Written exercise
Reproduce the records below in full and exactly, without their images.
BEGIN
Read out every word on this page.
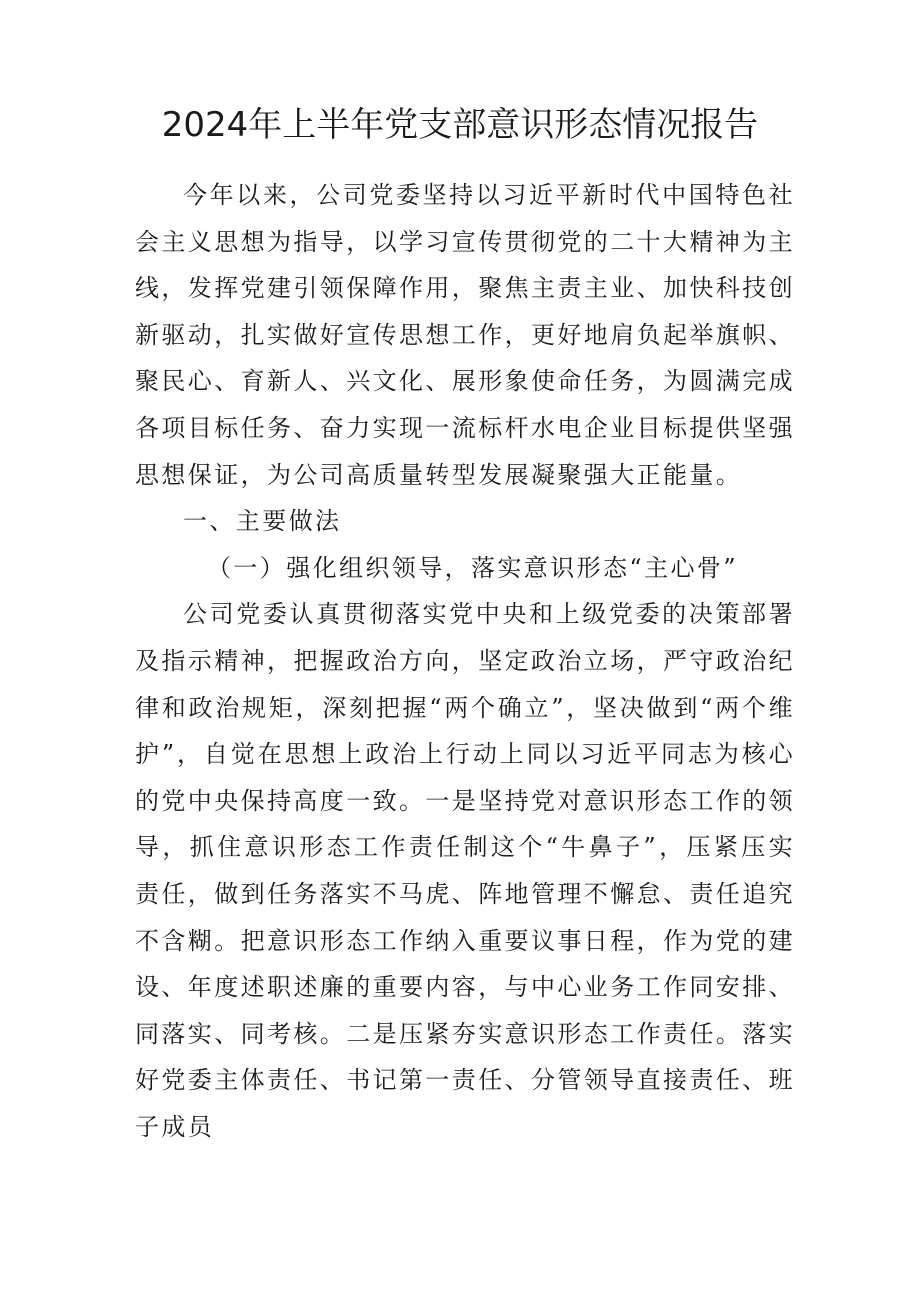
2024年上半年党支部意识形态情况报告

今年以来，公司党委坚持以习近平新时代中国特色社会主义思想为指导，以学习宣传贯彻党的二十大精神为主线，发挥党建引领保障作用，聚焦主责主业、加快科技创新驱动，扎实做好宣传思想工作，更好地肩负起举旗帜、聚民心、育新人、兴文化、展形象使命任务，为圆满完成各项目标任务、奋力实现一流标杆水电企业目标提供坚强思想保证，为公司高质量转型发展凝聚强大正能量。

一、主要做法

（一）强化组织领导，落实意识形态“主心骨”

公司党委认真贯彻落实党中央和上级党委的决策部署及指示精神，把握政治方向，坚定政治立场，严守政治纪律和政治规矩，深刻把握“两个确立”，坚决做到“两个维护”，自觉在思想上政治上行动上同以习近平同志为核心的党中央保持高度一致。一是坚持党对意识形态工作的领导，抓住意识形态工作责任制这个“牛鼻子”，压紧压实责任，做到任务落实不马虎、阵地管理不懈怠、责任追究不含糊。把意识形态工作纳入重要议事日程，作为党的建设、年度述职述廉的重要内容，与中心业务工作同安排、同落实、同考核。二是压紧夯实意识形态工作责任。落实好党委主体责任、书记第一责任、分管领导直接责任、班子成员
END
Correct result
Read out every word on this page.
2024年上半年党支部意识形态情况报告

今年以来，公司党委坚持以习近平新时代中国特色社会主义思想为指导，以学习宣传贯彻党的二十大精神为主线，发挥党建引领保障作用，聚焦主责主业、加快科技创新驱动，扎实做好宣传思想工作，更好地肩负起举旗帜、聚民心、育新人、兴文化、展形象使命任务，为圆满完成各项目标任务、奋力实现一流标杆水电企业目标提供坚强思想保证，为公司高质量转型发展凝聚强大正能量。

一、主要做法

（一）强化组织领导，落实意识形态“主心骨”

公司党委认真贯彻落实党中央和上级党委的决策部署及指示精神，把握政治方向，坚定政治立场，严守政治纪律和政治规矩，深刻把握“两个确立”，坚决做到“两个维护”，自觉在思想上政治上行动上同以习近平同志为核心的党中央保持高度一致。一是坚持党对意识形态工作的领导，抓住意识形态工作责任制这个“牛鼻子”，压紧压实责任，做到任务落实不马虎、阵地管理不懈怠、责任追究不含糊。把意识形态工作纳入重要议事日程，作为党的建设、年度述职述廉的重要内容，与中心业务工作同安排、同落实、同考核。二是压紧夯实意识形态工作责任。落实好党委主体责任、书记第一责任、分管领导直接责任、班子成员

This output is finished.